- **TASK TO CARRY OUT**:
Locate the string "title" in the listing below. Copy every line where it is found.

- **ENTRIES**:
++++

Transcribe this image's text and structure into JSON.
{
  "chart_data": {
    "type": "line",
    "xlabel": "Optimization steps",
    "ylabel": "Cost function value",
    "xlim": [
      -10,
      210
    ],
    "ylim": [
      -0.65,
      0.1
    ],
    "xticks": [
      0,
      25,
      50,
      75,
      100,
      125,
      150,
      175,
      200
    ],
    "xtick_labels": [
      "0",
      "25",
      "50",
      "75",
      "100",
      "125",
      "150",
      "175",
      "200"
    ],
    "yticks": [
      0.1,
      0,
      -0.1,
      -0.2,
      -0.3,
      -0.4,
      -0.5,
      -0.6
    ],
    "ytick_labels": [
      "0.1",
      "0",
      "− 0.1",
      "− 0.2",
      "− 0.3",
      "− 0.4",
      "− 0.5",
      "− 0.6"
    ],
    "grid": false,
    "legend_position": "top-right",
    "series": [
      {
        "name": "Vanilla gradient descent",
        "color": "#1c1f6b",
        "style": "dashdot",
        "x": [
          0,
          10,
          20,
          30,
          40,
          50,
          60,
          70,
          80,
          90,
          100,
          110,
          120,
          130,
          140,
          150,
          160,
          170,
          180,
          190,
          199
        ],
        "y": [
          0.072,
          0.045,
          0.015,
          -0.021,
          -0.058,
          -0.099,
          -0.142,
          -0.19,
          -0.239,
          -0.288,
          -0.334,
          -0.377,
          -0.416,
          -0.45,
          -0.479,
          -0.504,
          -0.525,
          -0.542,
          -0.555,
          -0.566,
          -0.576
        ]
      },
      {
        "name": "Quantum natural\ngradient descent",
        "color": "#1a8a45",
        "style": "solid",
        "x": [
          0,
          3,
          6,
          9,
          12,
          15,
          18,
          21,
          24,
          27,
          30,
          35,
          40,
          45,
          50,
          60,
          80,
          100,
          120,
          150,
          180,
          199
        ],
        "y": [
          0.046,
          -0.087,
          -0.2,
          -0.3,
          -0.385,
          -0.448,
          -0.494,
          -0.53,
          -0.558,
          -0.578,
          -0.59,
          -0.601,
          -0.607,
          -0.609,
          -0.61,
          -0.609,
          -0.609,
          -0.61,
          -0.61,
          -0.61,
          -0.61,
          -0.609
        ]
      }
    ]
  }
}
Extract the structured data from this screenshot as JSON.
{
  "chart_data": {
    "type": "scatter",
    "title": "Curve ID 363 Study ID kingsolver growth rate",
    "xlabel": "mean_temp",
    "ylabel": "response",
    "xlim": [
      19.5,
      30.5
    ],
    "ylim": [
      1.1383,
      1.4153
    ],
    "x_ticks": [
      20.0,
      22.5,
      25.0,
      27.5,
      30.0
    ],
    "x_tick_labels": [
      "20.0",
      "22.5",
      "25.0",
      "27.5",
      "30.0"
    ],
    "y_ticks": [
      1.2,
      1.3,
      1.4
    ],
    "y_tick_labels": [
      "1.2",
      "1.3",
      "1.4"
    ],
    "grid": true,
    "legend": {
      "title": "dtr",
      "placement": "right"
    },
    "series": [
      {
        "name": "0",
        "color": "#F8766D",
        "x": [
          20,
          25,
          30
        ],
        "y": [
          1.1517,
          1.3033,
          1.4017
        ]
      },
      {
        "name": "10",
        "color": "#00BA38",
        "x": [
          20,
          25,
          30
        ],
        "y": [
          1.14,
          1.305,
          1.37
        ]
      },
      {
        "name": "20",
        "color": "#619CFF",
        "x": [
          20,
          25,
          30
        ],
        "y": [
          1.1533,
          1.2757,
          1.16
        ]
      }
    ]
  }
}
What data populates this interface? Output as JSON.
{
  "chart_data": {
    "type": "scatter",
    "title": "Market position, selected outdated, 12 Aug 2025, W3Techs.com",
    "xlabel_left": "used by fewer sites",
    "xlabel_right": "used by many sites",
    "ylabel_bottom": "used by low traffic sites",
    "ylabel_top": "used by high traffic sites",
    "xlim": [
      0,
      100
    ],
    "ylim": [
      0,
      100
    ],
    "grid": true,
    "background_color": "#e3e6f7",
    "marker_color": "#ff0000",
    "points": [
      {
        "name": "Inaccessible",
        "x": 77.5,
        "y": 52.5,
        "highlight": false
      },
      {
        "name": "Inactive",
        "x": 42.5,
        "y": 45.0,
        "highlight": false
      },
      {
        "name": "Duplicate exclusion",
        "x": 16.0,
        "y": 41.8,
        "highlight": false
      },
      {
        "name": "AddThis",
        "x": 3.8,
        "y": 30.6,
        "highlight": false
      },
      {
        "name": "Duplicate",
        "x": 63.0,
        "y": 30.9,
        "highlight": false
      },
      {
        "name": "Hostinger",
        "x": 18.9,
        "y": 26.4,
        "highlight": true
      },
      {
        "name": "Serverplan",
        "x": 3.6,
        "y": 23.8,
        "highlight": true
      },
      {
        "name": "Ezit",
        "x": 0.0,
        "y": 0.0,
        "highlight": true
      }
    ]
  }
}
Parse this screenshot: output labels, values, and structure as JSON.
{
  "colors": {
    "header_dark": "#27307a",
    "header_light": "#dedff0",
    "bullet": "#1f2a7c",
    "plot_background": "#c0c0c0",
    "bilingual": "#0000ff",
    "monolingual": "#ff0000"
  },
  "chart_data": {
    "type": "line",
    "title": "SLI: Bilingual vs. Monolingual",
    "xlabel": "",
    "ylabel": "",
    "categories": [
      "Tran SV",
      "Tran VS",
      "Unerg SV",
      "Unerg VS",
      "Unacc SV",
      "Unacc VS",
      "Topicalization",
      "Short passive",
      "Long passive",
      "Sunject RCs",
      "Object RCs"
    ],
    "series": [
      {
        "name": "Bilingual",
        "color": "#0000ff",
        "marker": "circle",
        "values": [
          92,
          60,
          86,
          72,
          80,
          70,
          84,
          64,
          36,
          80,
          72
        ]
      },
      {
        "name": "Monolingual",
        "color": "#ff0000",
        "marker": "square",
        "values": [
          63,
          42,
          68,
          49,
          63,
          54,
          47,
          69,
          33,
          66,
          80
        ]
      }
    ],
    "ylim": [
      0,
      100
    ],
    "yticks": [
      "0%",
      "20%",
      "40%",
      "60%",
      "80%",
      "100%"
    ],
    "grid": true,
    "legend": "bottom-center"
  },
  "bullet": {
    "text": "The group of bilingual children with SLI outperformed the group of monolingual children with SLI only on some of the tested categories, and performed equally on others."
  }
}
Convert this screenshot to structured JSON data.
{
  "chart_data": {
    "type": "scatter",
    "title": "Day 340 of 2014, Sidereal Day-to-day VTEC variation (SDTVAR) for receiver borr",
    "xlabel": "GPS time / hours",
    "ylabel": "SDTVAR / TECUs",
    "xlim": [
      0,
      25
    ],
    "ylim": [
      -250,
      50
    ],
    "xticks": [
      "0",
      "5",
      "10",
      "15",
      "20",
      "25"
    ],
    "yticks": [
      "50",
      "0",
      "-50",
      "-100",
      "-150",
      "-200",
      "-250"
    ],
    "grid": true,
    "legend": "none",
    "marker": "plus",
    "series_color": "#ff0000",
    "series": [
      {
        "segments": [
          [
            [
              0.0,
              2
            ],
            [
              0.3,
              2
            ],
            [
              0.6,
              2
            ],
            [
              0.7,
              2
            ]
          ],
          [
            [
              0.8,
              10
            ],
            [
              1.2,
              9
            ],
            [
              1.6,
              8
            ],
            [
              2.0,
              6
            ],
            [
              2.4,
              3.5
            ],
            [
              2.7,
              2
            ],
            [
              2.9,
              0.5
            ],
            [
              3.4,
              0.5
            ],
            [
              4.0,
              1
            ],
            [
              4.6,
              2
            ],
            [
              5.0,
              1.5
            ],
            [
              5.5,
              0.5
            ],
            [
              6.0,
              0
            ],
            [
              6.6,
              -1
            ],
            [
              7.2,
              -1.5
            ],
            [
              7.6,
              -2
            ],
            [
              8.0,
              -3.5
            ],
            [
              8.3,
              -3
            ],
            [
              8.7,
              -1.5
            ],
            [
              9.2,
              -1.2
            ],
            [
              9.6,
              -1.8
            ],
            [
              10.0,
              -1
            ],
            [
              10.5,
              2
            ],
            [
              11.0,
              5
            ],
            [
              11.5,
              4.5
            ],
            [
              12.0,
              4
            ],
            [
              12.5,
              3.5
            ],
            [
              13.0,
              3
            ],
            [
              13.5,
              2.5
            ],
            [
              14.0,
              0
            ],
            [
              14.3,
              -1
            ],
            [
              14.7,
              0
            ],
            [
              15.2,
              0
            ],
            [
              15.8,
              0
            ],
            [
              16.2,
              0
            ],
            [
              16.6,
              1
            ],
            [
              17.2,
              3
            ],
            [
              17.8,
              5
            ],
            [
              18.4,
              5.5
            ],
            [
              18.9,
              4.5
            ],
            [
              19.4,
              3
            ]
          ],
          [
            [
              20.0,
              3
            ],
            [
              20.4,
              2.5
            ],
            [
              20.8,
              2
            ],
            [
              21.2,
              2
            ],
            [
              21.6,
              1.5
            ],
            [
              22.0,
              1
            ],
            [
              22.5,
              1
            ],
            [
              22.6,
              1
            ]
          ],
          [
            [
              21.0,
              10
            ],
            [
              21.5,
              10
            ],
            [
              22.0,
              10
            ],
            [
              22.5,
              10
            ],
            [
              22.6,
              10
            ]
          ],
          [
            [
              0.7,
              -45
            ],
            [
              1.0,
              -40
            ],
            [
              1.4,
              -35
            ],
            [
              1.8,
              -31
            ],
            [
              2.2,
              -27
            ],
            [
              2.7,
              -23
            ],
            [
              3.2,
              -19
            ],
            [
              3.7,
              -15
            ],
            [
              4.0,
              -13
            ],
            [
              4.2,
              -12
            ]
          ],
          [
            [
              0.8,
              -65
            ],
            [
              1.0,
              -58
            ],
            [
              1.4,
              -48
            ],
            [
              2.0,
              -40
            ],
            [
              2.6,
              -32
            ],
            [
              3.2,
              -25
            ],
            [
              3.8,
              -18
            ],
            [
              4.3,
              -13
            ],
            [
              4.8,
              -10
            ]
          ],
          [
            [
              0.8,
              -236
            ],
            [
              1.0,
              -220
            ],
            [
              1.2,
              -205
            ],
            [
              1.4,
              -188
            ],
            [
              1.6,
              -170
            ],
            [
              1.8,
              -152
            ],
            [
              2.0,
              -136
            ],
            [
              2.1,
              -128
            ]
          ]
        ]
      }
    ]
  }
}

++++

- **OUTPUT**:
    "title": "Curve ID 363 Study ID kingsolver growth rate",
      "title": "dtr",
    "title": "Market position, selected outdated, 12 Aug 2025, W3Techs.com",
    "title": "SLI: Bilingual vs. Monolingual",
    "title": "Day 340 of 2014, Sidereal Day-to-day VTEC variation (SDTVAR) for receiver borr",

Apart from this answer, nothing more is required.